Stored entries:
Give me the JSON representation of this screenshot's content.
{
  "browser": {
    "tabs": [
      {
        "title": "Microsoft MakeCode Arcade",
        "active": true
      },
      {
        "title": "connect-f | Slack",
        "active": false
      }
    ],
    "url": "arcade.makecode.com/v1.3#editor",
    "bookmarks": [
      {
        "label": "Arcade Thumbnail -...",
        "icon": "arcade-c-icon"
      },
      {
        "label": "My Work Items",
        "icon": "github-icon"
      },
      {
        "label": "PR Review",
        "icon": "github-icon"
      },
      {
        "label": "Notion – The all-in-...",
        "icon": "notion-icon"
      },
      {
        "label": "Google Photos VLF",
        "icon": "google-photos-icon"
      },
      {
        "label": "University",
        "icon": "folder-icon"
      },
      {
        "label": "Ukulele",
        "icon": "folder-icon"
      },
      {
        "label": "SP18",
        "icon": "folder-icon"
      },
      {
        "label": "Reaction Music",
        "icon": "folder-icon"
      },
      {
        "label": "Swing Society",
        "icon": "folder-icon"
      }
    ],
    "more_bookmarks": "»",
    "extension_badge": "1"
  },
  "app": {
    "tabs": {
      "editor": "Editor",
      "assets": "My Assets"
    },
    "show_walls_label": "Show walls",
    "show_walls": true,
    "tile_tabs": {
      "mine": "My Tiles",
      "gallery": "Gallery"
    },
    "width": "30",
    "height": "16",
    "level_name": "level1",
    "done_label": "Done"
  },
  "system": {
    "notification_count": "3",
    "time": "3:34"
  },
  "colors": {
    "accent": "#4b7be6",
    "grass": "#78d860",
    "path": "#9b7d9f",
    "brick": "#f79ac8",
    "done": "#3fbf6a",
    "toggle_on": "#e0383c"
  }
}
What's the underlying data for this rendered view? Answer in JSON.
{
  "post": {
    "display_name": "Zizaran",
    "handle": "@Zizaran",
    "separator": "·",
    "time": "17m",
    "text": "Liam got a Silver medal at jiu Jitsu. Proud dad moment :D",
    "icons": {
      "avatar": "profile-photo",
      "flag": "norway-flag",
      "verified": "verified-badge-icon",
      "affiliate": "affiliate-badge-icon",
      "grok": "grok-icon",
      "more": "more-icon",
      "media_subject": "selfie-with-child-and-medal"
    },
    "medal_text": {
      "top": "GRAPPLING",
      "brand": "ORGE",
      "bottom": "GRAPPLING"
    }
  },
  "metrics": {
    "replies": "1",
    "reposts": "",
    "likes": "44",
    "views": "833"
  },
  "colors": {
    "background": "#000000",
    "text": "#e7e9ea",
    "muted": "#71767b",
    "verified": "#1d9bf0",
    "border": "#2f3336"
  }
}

◆ EXERCISE OBJECTIVE
Type out the material again exactly as presented.

◆ EXERCISE OUTPUT
Give me the JSON representation of this screenshot's content.
{
  "browser": {
    "tabs": [
      {
        "title": "Microsoft MakeCode Arcade",
        "active": true
      },
      {
        "title": "connect-f | Slack",
        "active": false
      }
    ],
    "url": "arcade.makecode.com/v1.3#editor",
    "bookmarks": [
      {
        "label": "Arcade Thumbnail -...",
        "icon": "arcade-c-icon"
      },
      {
        "label": "My Work Items",
        "icon": "github-icon"
      },
      {
        "label": "PR Review",
        "icon": "github-icon"
      },
      {
        "label": "Notion – The all-in-...",
        "icon": "notion-icon"
      },
      {
        "label": "Google Photos VLF",
        "icon": "google-photos-icon"
      },
      {
        "label": "University",
        "icon": "folder-icon"
      },
      {
        "label": "Ukulele",
        "icon": "folder-icon"
      },
      {
        "label": "SP18",
        "icon": "folder-icon"
      },
      {
        "label": "Reaction Music",
        "icon": "folder-icon"
      },
      {
        "label": "Swing Society",
        "icon": "folder-icon"
      }
    ],
    "more_bookmarks": "»",
    "extension_badge": "1"
  },
  "app": {
    "tabs": {
      "editor": "Editor",
      "assets": "My Assets"
    },
    "show_walls_label": "Show walls",
    "show_walls": true,
    "tile_tabs": {
      "mine": "My Tiles",
      "gallery": "Gallery"
    },
    "width": "30",
    "height": "16",
    "level_name": "level1",
    "done_label": "Done"
  },
  "system": {
    "notification_count": "3",
    "time": "3:34"
  },
  "colors": {
    "accent": "#4b7be6",
    "grass": "#78d860",
    "path": "#9b7d9f",
    "brick": "#f79ac8",
    "done": "#3fbf6a",
    "toggle_on": "#e0383c"
  }
}
What's the underlying data for this rendered view? Answer in JSON.
{
  "post": {
    "display_name": "Zizaran",
    "handle": "@Zizaran",
    "separator": "·",
    "time": "17m",
    "text": "Liam got a Silver medal at jiu Jitsu. Proud dad moment :D",
    "icons": {
      "avatar": "profile-photo",
      "flag": "norway-flag",
      "verified": "verified-badge-icon",
      "affiliate": "affiliate-badge-icon",
      "grok": "grok-icon",
      "more": "more-icon",
      "media_subject": "selfie-with-child-and-medal"
    },
    "medal_text": {
      "top": "GRAPPLING",
      "brand": "ORGE",
      "bottom": "GRAPPLING"
    }
  },
  "metrics": {
    "replies": "1",
    "reposts": "",
    "likes": "44",
    "views": "833"
  },
  "colors": {
    "background": "#000000",
    "text": "#e7e9ea",
    "muted": "#71767b",
    "verified": "#1d9bf0",
    "border": "#2f3336"
  }
}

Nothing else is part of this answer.